*Set exercise:*
Reproduce each line from the records that holds "channel".

*Information provided:*
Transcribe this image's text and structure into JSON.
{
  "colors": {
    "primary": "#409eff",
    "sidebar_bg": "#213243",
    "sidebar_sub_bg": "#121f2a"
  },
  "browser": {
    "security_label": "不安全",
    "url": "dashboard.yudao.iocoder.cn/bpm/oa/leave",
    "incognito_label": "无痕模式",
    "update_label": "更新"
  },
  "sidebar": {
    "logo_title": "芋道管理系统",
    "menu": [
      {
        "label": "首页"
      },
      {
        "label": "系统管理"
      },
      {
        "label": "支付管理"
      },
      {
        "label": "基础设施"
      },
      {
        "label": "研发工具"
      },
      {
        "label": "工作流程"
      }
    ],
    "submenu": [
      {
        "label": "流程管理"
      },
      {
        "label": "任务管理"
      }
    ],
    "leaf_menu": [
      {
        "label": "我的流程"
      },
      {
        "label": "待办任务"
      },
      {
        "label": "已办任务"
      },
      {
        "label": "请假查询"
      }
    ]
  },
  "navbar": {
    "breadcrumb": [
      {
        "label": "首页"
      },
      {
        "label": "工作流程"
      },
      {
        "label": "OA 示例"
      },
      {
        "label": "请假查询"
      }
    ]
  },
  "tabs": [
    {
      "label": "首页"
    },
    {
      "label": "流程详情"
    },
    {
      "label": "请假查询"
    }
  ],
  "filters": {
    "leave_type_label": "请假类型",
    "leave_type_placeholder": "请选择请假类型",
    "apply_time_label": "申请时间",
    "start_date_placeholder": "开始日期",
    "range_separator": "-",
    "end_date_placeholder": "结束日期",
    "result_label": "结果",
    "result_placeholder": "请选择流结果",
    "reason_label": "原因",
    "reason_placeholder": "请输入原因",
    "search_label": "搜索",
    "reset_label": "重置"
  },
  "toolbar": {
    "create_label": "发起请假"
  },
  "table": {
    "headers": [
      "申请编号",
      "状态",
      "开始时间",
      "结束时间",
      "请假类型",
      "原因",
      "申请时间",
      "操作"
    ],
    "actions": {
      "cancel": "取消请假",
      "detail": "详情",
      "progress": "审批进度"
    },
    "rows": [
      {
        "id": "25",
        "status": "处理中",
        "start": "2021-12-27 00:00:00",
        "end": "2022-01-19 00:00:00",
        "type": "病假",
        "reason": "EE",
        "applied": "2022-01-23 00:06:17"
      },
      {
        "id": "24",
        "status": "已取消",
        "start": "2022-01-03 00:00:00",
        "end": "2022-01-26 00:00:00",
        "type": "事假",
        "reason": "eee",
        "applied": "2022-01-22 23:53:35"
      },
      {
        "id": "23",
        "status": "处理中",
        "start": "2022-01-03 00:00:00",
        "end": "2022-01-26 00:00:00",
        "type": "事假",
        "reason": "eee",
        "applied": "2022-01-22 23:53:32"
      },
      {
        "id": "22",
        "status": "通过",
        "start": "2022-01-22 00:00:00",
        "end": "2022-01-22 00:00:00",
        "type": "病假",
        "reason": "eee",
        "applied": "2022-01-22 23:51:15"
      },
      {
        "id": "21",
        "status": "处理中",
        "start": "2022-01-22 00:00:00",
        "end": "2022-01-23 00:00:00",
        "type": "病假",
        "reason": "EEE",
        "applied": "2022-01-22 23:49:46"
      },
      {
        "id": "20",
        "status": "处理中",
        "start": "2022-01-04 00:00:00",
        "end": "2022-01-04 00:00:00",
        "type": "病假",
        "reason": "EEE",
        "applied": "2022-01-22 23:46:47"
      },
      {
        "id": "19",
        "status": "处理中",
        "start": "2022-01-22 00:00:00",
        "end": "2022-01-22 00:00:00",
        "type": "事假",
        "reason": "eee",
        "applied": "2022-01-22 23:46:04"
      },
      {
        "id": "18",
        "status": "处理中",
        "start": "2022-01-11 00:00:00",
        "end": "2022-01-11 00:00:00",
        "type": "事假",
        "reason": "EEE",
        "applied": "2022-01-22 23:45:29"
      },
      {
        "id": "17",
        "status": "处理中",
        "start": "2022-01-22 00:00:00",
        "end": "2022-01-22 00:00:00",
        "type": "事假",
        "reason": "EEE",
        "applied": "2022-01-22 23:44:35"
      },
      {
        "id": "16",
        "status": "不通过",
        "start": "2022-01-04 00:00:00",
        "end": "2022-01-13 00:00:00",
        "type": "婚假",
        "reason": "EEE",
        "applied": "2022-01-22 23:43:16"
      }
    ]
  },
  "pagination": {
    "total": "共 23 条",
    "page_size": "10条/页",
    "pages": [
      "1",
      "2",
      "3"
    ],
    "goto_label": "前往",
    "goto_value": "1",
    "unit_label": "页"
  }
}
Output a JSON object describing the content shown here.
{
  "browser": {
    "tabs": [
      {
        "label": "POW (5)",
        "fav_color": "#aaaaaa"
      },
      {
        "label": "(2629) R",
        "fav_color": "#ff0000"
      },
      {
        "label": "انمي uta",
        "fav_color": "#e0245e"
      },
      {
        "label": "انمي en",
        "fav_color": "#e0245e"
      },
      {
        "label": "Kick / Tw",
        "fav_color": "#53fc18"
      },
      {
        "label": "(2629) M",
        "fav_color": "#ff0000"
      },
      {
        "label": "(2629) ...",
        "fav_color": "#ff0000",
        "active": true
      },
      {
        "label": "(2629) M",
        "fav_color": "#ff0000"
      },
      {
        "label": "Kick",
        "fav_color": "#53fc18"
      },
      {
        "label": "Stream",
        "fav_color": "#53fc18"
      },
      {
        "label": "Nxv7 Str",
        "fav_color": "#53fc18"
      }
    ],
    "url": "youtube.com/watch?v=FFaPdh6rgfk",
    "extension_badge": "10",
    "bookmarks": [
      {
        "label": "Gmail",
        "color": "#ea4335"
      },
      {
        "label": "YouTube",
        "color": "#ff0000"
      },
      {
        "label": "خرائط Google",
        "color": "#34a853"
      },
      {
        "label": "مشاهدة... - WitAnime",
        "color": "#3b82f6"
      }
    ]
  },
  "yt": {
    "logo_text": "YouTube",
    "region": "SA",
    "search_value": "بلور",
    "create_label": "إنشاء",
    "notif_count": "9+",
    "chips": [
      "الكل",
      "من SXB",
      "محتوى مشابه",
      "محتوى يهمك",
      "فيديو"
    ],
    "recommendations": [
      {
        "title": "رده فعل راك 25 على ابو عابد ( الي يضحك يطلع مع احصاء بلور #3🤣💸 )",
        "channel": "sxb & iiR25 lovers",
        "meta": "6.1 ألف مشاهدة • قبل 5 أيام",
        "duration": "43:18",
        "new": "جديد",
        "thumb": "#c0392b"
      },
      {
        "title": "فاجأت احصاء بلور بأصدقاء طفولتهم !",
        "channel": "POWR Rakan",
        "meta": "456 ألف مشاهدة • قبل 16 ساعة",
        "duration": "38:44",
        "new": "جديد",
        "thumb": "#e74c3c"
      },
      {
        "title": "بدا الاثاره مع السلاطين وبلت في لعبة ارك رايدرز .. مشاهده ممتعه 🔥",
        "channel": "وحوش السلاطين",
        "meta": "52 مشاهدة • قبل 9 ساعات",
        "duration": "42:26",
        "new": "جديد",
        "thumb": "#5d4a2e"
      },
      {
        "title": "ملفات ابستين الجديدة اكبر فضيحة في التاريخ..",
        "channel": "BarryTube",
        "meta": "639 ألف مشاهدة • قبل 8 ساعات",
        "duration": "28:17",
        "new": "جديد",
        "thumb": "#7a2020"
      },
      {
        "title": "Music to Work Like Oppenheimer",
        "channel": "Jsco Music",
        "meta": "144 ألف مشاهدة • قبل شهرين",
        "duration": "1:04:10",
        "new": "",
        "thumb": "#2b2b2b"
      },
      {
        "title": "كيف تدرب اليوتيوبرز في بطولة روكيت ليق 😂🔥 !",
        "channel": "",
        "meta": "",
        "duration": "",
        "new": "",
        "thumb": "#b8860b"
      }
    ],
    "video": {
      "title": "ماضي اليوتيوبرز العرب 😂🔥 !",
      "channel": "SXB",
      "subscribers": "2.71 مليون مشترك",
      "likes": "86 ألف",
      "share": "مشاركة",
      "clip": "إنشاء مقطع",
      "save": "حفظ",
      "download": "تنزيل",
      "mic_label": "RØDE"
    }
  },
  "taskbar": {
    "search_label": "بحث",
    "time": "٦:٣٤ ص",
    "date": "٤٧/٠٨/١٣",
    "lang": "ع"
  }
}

*Exercise solution:*
        "channel": "sxb & iiR25 lovers",
        "channel": "POWR Rakan",
        "channel": "وحوش السلاطين",
        "channel": "BarryTube",
        "channel": "Jsco Music",
        "channel": "",
      "channel": "SXB",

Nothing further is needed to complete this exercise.